Job: Set out every line bearing the string "generally".

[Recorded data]
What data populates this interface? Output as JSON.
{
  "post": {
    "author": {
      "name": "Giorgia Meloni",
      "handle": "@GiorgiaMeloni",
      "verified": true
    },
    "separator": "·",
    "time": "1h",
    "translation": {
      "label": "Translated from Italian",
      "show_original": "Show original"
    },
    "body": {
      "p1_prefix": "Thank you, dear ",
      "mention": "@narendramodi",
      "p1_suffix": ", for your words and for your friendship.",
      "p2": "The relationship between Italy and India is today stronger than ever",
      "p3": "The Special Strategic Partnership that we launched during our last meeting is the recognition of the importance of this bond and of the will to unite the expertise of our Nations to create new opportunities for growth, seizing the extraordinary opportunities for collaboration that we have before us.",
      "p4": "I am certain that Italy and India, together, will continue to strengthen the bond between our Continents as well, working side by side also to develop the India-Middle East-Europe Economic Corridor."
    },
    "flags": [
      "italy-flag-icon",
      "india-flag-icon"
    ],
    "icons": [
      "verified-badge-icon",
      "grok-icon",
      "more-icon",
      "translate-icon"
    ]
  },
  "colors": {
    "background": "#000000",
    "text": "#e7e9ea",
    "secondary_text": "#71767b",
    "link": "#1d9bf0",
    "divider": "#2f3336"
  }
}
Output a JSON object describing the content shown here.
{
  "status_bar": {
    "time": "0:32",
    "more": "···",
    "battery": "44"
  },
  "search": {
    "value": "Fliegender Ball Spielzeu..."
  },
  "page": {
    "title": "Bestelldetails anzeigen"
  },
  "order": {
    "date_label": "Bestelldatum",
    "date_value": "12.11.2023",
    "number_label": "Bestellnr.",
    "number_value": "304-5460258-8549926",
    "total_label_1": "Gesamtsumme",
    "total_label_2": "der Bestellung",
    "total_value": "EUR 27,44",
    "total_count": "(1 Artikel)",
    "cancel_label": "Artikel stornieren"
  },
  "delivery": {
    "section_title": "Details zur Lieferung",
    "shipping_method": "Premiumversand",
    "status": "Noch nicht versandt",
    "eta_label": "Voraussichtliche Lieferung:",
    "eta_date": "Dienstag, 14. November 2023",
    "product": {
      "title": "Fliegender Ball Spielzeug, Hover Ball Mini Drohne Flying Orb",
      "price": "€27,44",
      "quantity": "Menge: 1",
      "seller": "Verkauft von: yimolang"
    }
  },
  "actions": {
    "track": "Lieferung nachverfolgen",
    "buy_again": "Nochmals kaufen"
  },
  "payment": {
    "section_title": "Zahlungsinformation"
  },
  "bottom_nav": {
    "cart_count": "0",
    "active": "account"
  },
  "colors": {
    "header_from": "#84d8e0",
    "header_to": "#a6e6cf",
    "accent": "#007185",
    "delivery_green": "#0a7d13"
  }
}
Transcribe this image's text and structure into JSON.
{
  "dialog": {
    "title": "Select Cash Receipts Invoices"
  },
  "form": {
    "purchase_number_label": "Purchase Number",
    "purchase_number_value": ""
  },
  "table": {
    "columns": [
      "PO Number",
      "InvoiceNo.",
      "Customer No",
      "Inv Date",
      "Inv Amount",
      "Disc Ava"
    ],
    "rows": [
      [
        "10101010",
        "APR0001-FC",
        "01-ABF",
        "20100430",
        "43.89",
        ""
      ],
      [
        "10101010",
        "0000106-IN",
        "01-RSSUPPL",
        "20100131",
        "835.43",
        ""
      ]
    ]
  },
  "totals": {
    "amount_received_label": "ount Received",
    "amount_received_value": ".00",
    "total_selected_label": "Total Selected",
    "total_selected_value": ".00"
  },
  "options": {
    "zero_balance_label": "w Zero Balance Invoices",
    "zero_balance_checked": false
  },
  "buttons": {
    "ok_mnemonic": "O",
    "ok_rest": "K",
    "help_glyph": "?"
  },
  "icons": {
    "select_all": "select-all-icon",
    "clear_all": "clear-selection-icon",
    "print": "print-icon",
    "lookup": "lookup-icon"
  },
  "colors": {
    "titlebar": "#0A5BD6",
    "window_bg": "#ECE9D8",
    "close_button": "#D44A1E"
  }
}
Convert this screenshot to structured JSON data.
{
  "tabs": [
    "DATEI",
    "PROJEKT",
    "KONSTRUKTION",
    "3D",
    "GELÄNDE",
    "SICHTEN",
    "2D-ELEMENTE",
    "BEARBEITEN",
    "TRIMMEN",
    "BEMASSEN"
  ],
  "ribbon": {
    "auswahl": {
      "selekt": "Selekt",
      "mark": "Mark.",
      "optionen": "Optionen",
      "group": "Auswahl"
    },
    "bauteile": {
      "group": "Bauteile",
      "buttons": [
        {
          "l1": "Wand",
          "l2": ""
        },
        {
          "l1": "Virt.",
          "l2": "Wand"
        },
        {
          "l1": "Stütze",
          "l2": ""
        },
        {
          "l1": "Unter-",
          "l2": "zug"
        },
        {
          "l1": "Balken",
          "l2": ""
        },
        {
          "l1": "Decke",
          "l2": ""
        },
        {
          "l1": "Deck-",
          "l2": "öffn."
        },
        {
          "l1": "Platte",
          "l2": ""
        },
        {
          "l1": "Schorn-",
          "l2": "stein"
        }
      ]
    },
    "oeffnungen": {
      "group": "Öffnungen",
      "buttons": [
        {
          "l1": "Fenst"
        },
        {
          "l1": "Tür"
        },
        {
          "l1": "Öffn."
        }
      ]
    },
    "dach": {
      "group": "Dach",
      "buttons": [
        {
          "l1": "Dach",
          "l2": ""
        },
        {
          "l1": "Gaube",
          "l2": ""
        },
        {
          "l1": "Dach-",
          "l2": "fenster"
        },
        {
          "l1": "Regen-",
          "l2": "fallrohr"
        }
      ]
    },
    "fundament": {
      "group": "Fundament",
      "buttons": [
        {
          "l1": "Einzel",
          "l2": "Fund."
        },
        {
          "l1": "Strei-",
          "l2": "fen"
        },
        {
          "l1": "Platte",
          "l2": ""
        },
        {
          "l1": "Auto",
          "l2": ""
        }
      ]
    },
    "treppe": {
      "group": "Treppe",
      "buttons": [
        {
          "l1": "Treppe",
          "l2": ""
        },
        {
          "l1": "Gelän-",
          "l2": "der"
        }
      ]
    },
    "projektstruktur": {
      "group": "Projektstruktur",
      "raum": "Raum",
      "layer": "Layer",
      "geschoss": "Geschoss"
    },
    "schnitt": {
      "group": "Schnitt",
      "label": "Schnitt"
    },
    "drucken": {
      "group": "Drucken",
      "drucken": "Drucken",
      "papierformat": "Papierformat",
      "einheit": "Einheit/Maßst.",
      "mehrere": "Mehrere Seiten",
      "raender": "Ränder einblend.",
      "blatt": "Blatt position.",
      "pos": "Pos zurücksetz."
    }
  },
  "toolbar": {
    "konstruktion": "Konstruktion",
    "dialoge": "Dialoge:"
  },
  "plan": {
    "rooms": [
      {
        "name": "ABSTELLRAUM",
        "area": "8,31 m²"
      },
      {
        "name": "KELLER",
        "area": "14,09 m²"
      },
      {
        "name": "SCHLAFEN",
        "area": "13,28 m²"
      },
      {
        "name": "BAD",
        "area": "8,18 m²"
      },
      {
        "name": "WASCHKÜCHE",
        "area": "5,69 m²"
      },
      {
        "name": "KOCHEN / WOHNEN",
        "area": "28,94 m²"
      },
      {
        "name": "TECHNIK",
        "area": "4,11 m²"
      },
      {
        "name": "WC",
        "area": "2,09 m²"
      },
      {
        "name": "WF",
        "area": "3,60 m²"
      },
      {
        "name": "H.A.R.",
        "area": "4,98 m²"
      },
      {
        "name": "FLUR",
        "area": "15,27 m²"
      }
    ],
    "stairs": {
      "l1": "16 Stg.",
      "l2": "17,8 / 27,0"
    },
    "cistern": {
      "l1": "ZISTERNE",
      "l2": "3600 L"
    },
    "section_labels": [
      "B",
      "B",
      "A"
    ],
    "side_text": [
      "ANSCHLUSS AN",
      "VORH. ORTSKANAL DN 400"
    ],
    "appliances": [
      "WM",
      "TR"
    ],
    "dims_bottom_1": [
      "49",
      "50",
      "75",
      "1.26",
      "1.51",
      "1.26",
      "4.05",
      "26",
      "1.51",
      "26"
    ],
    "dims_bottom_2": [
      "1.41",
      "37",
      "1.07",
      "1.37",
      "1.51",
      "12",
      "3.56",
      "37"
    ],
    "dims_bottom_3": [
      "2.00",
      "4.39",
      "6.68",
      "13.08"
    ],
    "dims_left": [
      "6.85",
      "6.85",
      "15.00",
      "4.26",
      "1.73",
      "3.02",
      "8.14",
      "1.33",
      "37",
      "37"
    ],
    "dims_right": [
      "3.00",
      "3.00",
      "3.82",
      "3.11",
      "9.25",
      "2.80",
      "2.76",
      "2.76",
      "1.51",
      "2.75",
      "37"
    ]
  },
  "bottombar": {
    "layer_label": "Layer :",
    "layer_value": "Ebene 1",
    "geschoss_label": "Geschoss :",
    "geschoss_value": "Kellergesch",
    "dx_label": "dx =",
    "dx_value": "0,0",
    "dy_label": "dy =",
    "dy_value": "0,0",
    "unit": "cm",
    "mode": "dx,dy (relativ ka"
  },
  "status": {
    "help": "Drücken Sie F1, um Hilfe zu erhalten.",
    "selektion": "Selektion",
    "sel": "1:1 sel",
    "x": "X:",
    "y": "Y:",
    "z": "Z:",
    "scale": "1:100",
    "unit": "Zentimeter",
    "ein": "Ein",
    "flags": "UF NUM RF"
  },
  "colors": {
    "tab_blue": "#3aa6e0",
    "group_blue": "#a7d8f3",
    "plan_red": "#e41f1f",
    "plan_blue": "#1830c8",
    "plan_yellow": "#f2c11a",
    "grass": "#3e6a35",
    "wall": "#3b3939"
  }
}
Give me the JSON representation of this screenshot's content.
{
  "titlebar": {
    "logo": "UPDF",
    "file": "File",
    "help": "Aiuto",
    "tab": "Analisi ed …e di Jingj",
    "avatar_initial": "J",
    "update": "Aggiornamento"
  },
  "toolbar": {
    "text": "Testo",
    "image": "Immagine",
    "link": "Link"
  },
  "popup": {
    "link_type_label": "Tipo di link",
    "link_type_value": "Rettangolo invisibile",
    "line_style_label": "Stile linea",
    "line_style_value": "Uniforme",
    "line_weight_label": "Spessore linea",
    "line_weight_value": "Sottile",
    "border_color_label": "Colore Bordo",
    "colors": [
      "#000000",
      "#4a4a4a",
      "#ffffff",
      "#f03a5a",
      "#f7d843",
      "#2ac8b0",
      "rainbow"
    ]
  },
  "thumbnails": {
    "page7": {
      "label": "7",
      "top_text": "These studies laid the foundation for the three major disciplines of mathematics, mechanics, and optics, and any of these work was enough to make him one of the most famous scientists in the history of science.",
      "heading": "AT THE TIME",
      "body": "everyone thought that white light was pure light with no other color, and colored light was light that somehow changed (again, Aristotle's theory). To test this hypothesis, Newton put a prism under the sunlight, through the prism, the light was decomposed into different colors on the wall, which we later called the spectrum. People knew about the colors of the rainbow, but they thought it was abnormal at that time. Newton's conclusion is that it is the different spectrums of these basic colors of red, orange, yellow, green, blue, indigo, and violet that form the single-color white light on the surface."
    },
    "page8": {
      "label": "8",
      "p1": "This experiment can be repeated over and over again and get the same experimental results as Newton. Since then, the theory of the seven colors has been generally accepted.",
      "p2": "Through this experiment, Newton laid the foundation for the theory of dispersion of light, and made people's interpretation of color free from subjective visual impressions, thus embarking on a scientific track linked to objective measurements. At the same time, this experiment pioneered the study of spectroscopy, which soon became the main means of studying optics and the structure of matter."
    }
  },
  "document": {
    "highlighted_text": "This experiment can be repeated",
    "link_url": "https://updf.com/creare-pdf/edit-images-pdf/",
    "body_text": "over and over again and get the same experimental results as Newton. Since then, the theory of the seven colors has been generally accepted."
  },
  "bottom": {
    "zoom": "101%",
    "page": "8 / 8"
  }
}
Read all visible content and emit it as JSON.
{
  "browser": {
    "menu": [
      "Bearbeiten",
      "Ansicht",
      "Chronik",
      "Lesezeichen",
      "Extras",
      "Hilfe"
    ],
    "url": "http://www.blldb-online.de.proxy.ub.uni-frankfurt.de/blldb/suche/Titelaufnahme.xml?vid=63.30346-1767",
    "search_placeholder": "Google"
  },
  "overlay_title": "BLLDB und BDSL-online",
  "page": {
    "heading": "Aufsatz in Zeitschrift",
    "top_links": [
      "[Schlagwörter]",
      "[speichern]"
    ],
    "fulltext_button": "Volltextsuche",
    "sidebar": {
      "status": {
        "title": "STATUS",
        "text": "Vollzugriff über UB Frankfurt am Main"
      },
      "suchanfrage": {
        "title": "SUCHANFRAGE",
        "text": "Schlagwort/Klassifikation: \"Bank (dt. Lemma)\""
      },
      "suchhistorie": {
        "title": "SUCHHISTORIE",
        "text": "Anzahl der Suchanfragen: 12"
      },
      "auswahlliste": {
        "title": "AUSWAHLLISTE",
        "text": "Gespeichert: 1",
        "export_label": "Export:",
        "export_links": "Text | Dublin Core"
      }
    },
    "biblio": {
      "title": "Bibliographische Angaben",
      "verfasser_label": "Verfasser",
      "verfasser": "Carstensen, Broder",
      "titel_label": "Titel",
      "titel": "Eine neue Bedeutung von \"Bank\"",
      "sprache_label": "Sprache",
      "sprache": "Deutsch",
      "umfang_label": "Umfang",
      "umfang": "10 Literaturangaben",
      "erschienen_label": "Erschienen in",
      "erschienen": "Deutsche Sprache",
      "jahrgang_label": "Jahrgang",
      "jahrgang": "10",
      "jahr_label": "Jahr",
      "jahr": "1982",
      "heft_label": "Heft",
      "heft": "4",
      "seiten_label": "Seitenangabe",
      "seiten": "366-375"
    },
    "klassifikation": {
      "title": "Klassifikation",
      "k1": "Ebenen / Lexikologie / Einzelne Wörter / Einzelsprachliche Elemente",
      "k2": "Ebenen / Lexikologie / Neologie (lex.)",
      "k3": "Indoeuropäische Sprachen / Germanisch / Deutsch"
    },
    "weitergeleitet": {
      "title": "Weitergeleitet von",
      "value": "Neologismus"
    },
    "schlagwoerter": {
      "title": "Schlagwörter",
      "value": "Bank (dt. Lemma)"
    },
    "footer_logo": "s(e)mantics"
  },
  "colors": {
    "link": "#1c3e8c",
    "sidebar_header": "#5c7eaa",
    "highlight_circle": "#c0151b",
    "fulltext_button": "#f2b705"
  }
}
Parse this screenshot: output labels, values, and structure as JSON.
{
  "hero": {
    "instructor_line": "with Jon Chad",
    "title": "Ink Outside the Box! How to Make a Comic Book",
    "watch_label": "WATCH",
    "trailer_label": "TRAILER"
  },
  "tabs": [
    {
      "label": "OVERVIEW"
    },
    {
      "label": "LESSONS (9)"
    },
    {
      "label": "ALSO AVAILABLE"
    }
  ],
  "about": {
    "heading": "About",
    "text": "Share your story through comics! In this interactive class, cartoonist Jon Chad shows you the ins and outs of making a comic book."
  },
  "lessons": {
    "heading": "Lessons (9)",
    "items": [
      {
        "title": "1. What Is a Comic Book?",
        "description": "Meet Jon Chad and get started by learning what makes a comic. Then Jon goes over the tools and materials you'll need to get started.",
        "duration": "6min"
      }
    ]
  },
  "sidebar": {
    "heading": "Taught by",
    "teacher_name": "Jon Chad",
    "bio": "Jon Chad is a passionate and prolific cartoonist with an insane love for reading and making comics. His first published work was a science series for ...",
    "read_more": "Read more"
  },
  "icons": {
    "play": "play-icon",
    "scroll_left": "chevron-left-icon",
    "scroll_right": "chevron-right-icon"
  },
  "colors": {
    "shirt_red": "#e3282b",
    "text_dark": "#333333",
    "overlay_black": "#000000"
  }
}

Reply to the task:
      "p1": "This experiment can be repeated over and over again and get the same experimental results as Newton. Since then, the theory of the seven colors has been generally accepted.",
    "body_text": "over and over again and get the same experimental results as Newton. Since then, the theory of the seven colors has been generally accepted."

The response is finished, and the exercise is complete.